REQUIREMENTS >>
Report the number of lines that include "View", with no additional text.

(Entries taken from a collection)

====

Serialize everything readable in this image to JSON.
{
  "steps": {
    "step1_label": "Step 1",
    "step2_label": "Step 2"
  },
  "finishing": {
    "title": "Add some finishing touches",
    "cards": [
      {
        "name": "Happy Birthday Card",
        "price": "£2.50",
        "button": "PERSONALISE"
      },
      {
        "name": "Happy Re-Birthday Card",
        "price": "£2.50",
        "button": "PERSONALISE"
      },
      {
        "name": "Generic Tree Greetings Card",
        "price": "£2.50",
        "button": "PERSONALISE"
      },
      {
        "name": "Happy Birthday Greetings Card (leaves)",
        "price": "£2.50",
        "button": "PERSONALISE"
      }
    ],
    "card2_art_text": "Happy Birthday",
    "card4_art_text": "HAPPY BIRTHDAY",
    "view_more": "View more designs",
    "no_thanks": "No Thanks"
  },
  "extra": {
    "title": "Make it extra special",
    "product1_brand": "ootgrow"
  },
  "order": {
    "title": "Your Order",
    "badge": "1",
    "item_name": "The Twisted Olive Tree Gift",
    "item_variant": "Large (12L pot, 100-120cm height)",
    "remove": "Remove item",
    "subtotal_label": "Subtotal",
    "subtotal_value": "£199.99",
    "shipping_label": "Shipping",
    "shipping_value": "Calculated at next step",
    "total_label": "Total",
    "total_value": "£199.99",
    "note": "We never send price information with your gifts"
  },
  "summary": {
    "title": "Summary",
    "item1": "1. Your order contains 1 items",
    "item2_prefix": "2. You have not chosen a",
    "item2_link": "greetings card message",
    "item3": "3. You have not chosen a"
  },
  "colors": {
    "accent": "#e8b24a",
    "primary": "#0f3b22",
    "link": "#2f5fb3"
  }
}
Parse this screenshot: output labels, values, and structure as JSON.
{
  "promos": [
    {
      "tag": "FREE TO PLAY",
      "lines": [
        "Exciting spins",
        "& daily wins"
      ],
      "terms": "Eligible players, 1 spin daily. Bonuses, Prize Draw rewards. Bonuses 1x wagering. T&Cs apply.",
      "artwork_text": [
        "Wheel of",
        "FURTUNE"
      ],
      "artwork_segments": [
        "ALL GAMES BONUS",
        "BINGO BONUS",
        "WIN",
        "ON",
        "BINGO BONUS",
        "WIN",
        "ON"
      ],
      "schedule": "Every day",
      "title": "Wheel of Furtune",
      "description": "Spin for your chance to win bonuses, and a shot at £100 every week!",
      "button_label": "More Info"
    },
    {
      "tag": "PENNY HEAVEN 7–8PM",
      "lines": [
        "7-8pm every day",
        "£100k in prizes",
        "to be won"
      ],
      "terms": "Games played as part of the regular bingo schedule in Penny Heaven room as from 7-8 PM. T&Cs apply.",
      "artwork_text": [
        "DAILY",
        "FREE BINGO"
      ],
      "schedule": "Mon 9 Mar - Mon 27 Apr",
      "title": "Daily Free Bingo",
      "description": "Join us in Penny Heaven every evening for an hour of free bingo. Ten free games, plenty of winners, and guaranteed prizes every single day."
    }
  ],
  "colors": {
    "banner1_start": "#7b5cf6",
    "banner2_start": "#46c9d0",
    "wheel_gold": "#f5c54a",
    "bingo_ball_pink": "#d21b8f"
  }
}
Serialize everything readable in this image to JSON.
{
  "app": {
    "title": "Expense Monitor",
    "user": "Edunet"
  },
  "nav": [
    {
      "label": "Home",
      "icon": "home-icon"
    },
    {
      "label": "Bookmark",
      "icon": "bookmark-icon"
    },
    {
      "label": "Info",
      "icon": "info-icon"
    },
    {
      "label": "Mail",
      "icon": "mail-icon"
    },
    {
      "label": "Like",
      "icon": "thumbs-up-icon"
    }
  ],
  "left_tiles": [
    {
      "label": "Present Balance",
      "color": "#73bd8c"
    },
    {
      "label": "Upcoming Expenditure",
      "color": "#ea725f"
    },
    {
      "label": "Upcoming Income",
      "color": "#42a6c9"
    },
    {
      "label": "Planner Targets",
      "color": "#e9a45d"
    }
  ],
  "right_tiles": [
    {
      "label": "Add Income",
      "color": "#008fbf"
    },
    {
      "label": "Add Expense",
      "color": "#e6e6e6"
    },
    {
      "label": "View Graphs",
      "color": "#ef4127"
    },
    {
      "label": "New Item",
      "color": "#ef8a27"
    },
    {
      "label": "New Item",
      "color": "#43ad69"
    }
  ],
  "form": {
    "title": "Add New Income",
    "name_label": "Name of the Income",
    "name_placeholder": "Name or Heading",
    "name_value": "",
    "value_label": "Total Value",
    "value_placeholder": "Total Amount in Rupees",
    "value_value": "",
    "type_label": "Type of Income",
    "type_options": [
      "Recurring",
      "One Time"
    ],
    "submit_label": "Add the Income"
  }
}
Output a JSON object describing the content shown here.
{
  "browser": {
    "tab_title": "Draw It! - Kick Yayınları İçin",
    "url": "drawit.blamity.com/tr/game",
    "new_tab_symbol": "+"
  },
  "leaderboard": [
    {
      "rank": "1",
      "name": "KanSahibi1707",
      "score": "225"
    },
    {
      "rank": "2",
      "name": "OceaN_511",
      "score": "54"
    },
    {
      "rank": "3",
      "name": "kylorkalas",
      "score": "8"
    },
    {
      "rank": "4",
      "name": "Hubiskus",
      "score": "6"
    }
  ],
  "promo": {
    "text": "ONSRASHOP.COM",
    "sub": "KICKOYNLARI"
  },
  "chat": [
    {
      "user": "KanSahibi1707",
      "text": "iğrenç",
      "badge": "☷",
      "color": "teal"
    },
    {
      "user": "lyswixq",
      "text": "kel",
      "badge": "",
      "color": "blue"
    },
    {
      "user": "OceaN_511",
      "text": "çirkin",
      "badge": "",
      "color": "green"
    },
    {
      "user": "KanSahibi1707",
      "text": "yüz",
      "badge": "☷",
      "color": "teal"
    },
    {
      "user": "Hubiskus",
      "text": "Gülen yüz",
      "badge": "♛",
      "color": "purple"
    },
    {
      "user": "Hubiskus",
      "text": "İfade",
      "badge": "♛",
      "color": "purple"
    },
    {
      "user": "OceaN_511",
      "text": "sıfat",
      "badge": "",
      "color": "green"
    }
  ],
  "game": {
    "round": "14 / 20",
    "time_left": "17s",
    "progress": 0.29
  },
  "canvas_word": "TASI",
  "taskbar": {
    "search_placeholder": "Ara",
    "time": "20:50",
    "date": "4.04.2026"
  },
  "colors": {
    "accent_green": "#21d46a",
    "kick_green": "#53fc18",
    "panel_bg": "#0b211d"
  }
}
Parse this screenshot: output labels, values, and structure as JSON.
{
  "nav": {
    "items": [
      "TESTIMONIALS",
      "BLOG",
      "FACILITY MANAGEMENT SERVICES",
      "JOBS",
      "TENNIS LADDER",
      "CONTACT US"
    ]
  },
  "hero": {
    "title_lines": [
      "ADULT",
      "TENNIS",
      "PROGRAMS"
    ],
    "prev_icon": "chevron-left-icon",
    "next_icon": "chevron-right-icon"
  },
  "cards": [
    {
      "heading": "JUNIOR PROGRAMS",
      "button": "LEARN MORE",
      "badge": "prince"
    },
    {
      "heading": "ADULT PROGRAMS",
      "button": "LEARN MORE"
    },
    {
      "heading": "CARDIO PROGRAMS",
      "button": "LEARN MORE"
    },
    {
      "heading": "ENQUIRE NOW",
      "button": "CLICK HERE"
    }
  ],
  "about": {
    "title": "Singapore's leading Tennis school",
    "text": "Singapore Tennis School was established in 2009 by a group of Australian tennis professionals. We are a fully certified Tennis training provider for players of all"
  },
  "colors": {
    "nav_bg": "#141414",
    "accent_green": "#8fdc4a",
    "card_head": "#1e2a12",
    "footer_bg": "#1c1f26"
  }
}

====

TASK OUTPUT >>
2